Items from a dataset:
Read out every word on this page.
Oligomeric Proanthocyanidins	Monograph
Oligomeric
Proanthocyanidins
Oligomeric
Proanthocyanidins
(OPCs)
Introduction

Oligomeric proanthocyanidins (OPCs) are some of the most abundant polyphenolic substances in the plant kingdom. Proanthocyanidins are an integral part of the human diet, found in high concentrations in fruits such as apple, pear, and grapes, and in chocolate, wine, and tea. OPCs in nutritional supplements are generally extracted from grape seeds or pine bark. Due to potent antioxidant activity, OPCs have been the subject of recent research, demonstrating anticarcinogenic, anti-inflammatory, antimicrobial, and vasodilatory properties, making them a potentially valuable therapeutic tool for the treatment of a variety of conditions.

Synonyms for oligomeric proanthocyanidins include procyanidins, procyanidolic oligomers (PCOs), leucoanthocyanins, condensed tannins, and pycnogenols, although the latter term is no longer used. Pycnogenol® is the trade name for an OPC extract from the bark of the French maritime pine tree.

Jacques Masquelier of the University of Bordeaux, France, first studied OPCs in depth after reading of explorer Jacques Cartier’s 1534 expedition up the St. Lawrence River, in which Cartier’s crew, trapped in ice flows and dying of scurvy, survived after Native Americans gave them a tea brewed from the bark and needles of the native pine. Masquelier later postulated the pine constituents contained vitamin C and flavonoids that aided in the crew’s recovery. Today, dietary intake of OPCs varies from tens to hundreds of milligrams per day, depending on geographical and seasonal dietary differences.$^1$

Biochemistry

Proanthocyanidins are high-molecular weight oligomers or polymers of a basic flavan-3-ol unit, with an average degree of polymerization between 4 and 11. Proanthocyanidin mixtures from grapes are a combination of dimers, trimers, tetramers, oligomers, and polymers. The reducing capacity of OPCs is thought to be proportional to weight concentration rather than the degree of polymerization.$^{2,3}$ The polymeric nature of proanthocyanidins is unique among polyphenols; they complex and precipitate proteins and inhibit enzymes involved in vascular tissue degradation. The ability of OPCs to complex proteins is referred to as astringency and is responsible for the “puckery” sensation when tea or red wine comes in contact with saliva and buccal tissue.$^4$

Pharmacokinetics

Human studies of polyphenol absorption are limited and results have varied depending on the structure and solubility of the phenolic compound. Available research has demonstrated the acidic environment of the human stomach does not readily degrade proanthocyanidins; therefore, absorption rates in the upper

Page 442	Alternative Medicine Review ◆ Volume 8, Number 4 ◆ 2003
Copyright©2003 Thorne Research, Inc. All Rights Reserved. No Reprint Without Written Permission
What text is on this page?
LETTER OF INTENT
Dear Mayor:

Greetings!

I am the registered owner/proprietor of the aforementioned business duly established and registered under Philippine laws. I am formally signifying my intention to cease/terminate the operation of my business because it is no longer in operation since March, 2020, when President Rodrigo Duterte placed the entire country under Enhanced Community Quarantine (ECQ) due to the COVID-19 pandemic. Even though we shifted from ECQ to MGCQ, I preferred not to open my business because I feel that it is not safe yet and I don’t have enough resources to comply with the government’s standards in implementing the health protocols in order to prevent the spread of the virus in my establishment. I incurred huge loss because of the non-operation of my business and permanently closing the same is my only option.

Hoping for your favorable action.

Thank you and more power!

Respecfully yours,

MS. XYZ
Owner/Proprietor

## WORK ORDER
An exact transcription of the data above is required.

## RESPONSE TO THIS EXERCISE
Read out every word on this page.
Oligomeric Proanthocyanidins	Monograph
Oligomeric
Proanthocyanidins
Oligomeric
Proanthocyanidins
(OPCs)
Introduction

Oligomeric proanthocyanidins (OPCs) are some of the most abundant polyphenolic substances in the plant kingdom. Proanthocyanidins are an integral part of the human diet, found in high concentrations in fruits such as apple, pear, and grapes, and in chocolate, wine, and tea. OPCs in nutritional supplements are generally extracted from grape seeds or pine bark. Due to potent antioxidant activity, OPCs have been the subject of recent research, demonstrating anticarcinogenic, anti-inflammatory, antimicrobial, and vasodilatory properties, making them a potentially valuable therapeutic tool for the treatment of a variety of conditions.

Synonyms for oligomeric proanthocyanidins include procyanidins, procyanidolic oligomers (PCOs), leucoanthocyanins, condensed tannins, and pycnogenols, although the latter term is no longer used. Pycnogenol® is the trade name for an OPC extract from the bark of the French maritime pine tree.

Jacques Masquelier of the University of Bordeaux, France, first studied OPCs in depth after reading of explorer Jacques Cartier’s 1534 expedition up the St. Lawrence River, in which Cartier’s crew, trapped in ice flows and dying of scurvy, survived after Native Americans gave them a tea brewed from the bark and needles of the native pine. Masquelier later postulated the pine constituents contained vitamin C and flavonoids that aided in the crew’s recovery. Today, dietary intake of OPCs varies from tens to hundreds of milligrams per day, depending on geographical and seasonal dietary differences.$^1$

Biochemistry

Proanthocyanidins are high-molecular weight oligomers or polymers of a basic flavan-3-ol unit, with an average degree of polymerization between 4 and 11. Proanthocyanidin mixtures from grapes are a combination of dimers, trimers, tetramers, oligomers, and polymers. The reducing capacity of OPCs is thought to be proportional to weight concentration rather than the degree of polymerization.$^{2,3}$ The polymeric nature of proanthocyanidins is unique among polyphenols; they complex and precipitate proteins and inhibit enzymes involved in vascular tissue degradation. The ability of OPCs to complex proteins is referred to as astringency and is responsible for the “puckery” sensation when tea or red wine comes in contact with saliva and buccal tissue.$^4$

Pharmacokinetics

Human studies of polyphenol absorption are limited and results have varied depending on the structure and solubility of the phenolic compound. Available research has demonstrated the acidic environment of the human stomach does not readily degrade proanthocyanidins; therefore, absorption rates in the upper

Page 442	Alternative Medicine Review ◆ Volume 8, Number 4 ◆ 2003
Copyright©2003 Thorne Research, Inc. All Rights Reserved. No Reprint Without Written Permission
What text is on this page?
LETTER OF INTENT
Dear Mayor:

Greetings!

I am the registered owner/proprietor of the aforementioned business duly established and registered under Philippine laws. I am formally signifying my intention to cease/terminate the operation of my business because it is no longer in operation since March, 2020, when President Rodrigo Duterte placed the entire country under Enhanced Community Quarantine (ECQ) due to the COVID-19 pandemic. Even though we shifted from ECQ to MGCQ, I preferred not to open my business because I feel that it is not safe yet and I don’t have enough resources to comply with the government’s standards in implementing the health protocols in order to prevent the spread of the virus in my establishment. I incurred huge loss because of the non-operation of my business and permanently closing the same is my only option.

Hoping for your favorable action.

Thank you and more power!

Respecfully yours,

MS. XYZ
Owner/Proprietor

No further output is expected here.